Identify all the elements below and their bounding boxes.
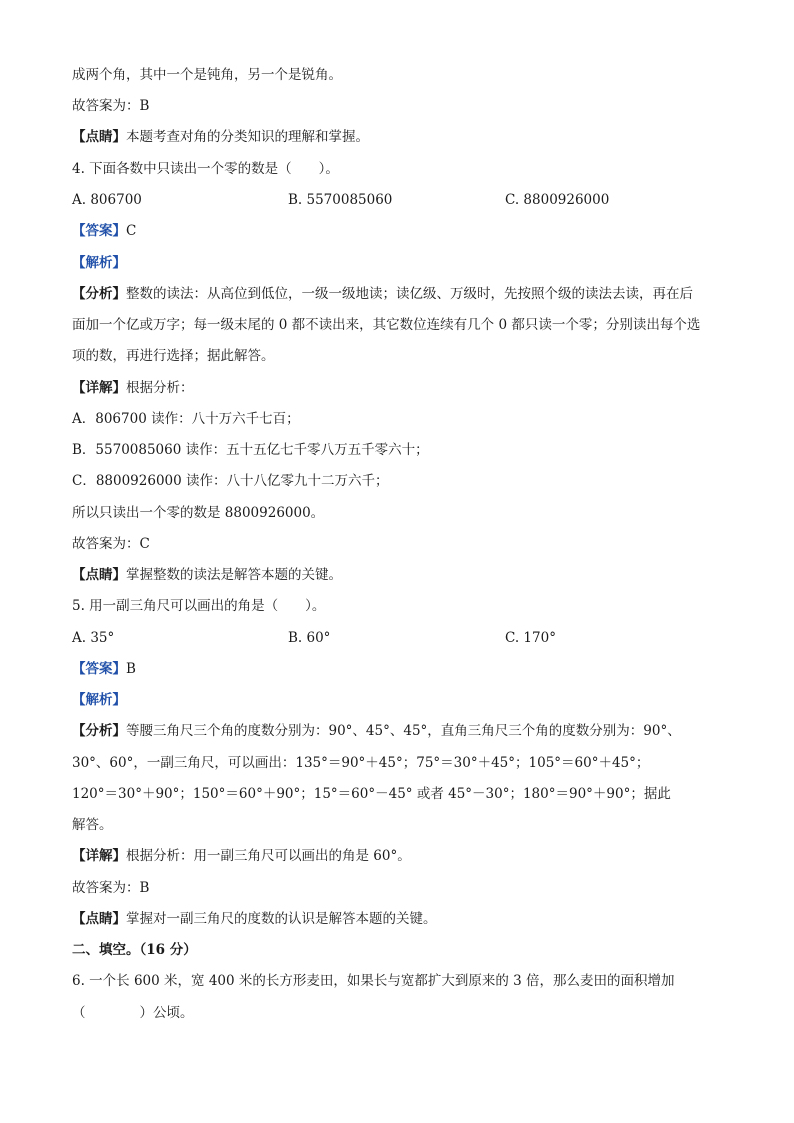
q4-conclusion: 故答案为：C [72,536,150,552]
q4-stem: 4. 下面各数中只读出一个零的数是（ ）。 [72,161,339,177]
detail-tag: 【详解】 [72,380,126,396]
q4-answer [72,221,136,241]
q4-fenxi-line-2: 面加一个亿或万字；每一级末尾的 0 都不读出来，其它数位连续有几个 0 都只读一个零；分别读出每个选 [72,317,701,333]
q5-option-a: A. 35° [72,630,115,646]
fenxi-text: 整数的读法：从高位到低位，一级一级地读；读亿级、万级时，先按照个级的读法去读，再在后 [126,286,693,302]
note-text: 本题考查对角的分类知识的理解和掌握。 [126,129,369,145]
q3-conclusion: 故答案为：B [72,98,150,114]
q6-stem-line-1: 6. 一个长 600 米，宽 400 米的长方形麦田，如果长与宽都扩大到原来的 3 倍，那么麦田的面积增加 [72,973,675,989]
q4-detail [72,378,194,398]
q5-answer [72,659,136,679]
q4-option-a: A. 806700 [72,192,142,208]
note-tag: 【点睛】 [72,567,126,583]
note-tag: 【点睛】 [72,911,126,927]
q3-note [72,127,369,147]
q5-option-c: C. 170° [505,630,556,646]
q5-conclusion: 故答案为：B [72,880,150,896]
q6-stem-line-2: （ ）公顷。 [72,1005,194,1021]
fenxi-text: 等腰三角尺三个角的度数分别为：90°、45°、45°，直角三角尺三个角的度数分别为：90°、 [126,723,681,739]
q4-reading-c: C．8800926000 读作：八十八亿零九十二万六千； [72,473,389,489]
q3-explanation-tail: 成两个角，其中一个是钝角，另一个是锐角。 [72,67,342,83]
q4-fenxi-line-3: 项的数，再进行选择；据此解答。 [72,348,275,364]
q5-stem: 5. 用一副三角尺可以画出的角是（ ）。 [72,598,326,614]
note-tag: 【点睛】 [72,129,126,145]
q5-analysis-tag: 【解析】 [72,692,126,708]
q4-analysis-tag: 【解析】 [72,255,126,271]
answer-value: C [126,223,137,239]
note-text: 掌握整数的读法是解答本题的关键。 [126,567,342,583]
# # #
# [TASK]
Reproduce the stretch of the listing from the line containing "q4-conclusion: 故答案为：C [72,536,150,552]" through the line containing "answer-value: C [126,223,137,239]", with every "fenxi-text" replaced by "analysis-text" and all else unchanged. Return only those lines.

# [SOLUTION TO THE PROBLEM]
q4-conclusion: 故答案为：C [72,536,150,552]
q4-stem: 4. 下面各数中只读出一个零的数是（ ）。 [72,161,339,177]
detail-tag: 【详解】 [72,380,126,396]
q4-answer [72,221,136,241]
q4-fenxi-line-2: 面加一个亿或万字；每一级末尾的 0 都不读出来，其它数位连续有几个 0 都只读一个零；分别读出每个选 [72,317,701,333]
q5-option-a: A. 35° [72,630,115,646]
analysis-text: 整数的读法：从高位到低位，一级一级地读；读亿级、万级时，先按照个级的读法去读，再在后 [126,286,693,302]
note-text: 本题考查对角的分类知识的理解和掌握。 [126,129,369,145]
q3-conclusion: 故答案为：B [72,98,150,114]
q6-stem-line-1: 6. 一个长 600 米，宽 400 米的长方形麦田，如果长与宽都扩大到原来的 3 倍，那么麦田的面积增加 [72,973,675,989]
q4-detail [72,378,194,398]
q5-answer [72,659,136,679]
q4-option-a: A. 806700 [72,192,142,208]
note-tag: 【点睛】 [72,567,126,583]
note-tag: 【点睛】 [72,911,126,927]
q3-note [72,127,369,147]
q5-option-c: C. 170° [505,630,556,646]
q5-conclusion: 故答案为：B [72,880,150,896]
q6-stem-line-2: （ ）公顷。 [72,1005,194,1021]
analysis-text: 等腰三角尺三个角的度数分别为：90°、45°、45°，直角三角尺三个角的度数分别为：90°、 [126,723,681,739]
q4-reading-c: C．8800926000 读作：八十八亿零九十二万六千； [72,473,389,489]
q3-explanation-tail: 成两个角，其中一个是钝角，另一个是锐角。 [72,67,342,83]
q4-fenxi-line-3: 项的数，再进行选择；据此解答。 [72,348,275,364]
q5-stem: 5. 用一副三角尺可以画出的角是（ ）。 [72,598,326,614]
note-tag: 【点睛】 [72,129,126,145]
q5-analysis-tag: 【解析】 [72,692,126,708]
q4-analysis-tag: 【解析】 [72,255,126,271]
answer-value: C [126,223,137,239]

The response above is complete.